All of the listing below must be repeated word for word. Pictures are the only thing to omit.

### Some records
* * * * * * * * *

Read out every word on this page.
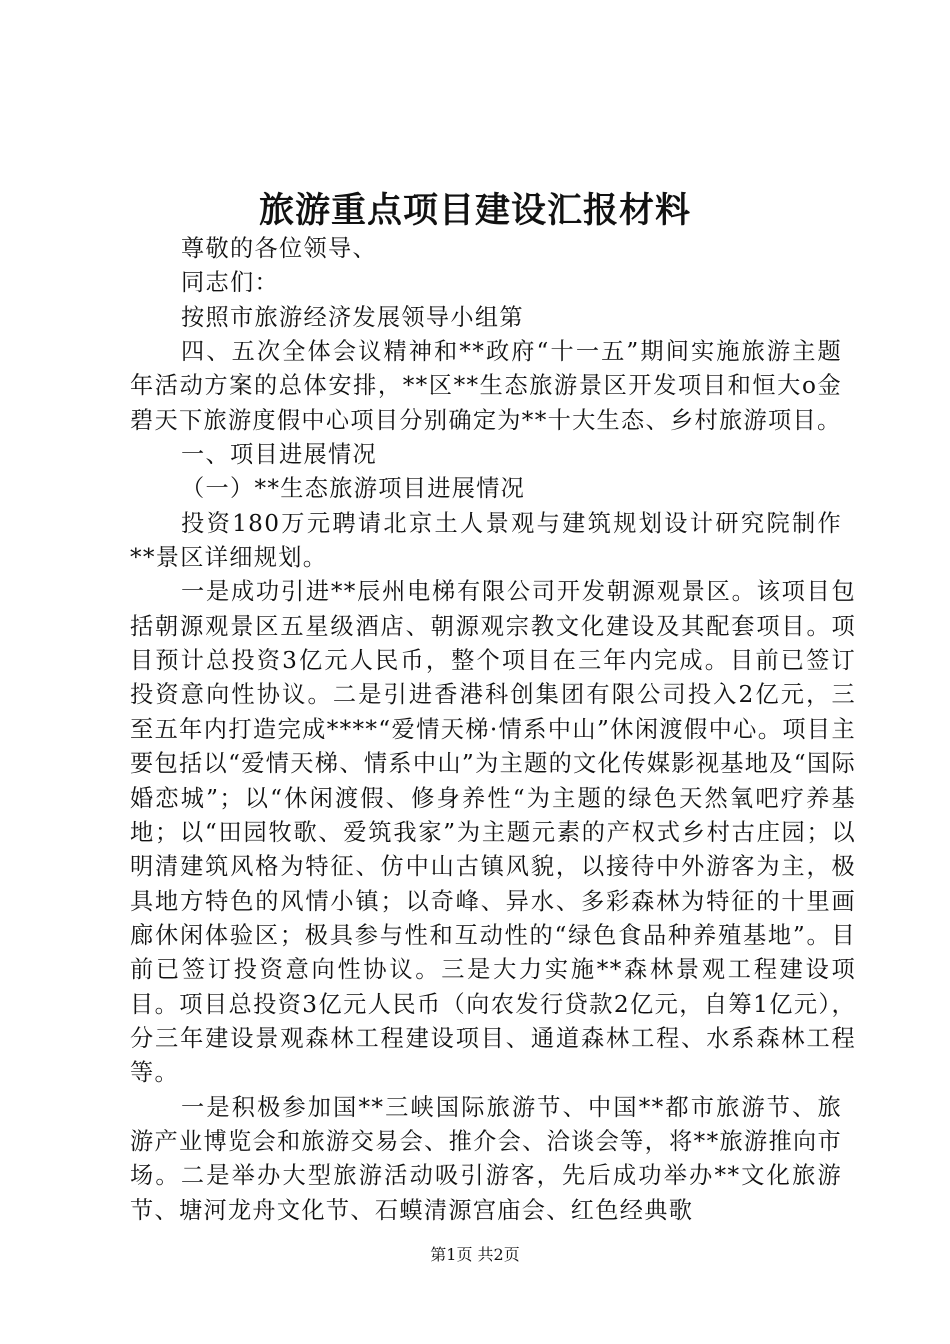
旅游重点项目建设汇报材料

尊敬的各位领导、

同志们：

按照市旅游经济发展领导小组第

四、五次全体会议精神和**政府“十一五”期间实施旅游主题年活动方案的总体安排，**区**生态旅游景区开发项目和恒大o金碧天下旅游度假中心项目分别确定为**十大生态、乡村旅游项目。

一、项目进展情况

（一）**生态旅游项目进展情况

投资180万元聘请北京土人景观与建筑规划设计研究院制作**景区详细规划。

一是成功引进**辰州电梯有限公司开发朝源观景区。该项目包括朝源观景区五星级酒店、朝源观宗教文化建设及其配套项目。项目预计总投资3亿元人民币，整个项目在三年内完成。目前已签订投资意向性协议。二是引进香港科创集团有限公司投入2亿元，三至五年内打造完成****“爱情天梯·情系中山”休闲渡假中心。项目主要包括以“爱情天梯、情系中山”为主题的文化传媒影视基地及“国际婚恋城”；以“休闲渡假、修身养性“为主题的绿色天然氧吧疗养基地；以“田园牧歌、爱筑我家”为主题元素的产权式乡村古庄园；以明清建筑风格为特征、仿中山古镇风貌，以接待中外游客为主，极具地方特色的风情小镇；以奇峰、异水、多彩森林为特征的十里画廊休闲体验区；极具参与性和互动性的“绿色食品种养殖基地”。目前已签订投资意向性协议。三是大力实施**森林景观工程建设项目。项目总投资3亿元人民币（向农发行贷款2亿元，自筹1亿元），分三年建设景观森林工程建设项目、通道森林工程、水系森林工程等。

一是积极参加国**三峡国际旅游节、中国**都市旅游节、旅游产业博览会和旅游交易会、推介会、洽谈会等，将**旅游推向市场。二是举办大型旅游活动吸引游客，先后成功举办**文化旅游节、塘河龙舟文化节、石蟆清源宫庙会、红色经典歌

第1页 共2页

* * * * * * * * *

### TASK ANSWER
Read out every word on this page.
旅游重点项目建设汇报材料

尊敬的各位领导、

同志们：

按照市旅游经济发展领导小组第

四、五次全体会议精神和**政府“十一五”期间实施旅游主题年活动方案的总体安排，**区**生态旅游景区开发项目和恒大o金碧天下旅游度假中心项目分别确定为**十大生态、乡村旅游项目。

一、项目进展情况

（一）**生态旅游项目进展情况

投资180万元聘请北京土人景观与建筑规划设计研究院制作**景区详细规划。

一是成功引进**辰州电梯有限公司开发朝源观景区。该项目包括朝源观景区五星级酒店、朝源观宗教文化建设及其配套项目。项目预计总投资3亿元人民币，整个项目在三年内完成。目前已签订投资意向性协议。二是引进香港科创集团有限公司投入2亿元，三至五年内打造完成****“爱情天梯·情系中山”休闲渡假中心。项目主要包括以“爱情天梯、情系中山”为主题的文化传媒影视基地及“国际婚恋城”；以“休闲渡假、修身养性“为主题的绿色天然氧吧疗养基地；以“田园牧歌、爱筑我家”为主题元素的产权式乡村古庄园；以明清建筑风格为特征、仿中山古镇风貌，以接待中外游客为主，极具地方特色的风情小镇；以奇峰、异水、多彩森林为特征的十里画廊休闲体验区；极具参与性和互动性的“绿色食品种养殖基地”。目前已签订投资意向性协议。三是大力实施**森林景观工程建设项目。项目总投资3亿元人民币（向农发行贷款2亿元，自筹1亿元），分三年建设景观森林工程建设项目、通道森林工程、水系森林工程等。

一是积极参加国**三峡国际旅游节、中国**都市旅游节、旅游产业博览会和旅游交易会、推介会、洽谈会等，将**旅游推向市场。二是举办大型旅游活动吸引游客，先后成功举办**文化旅游节、塘河龙舟文化节、石蟆清源宫庙会、红色经典歌

第1页 共2页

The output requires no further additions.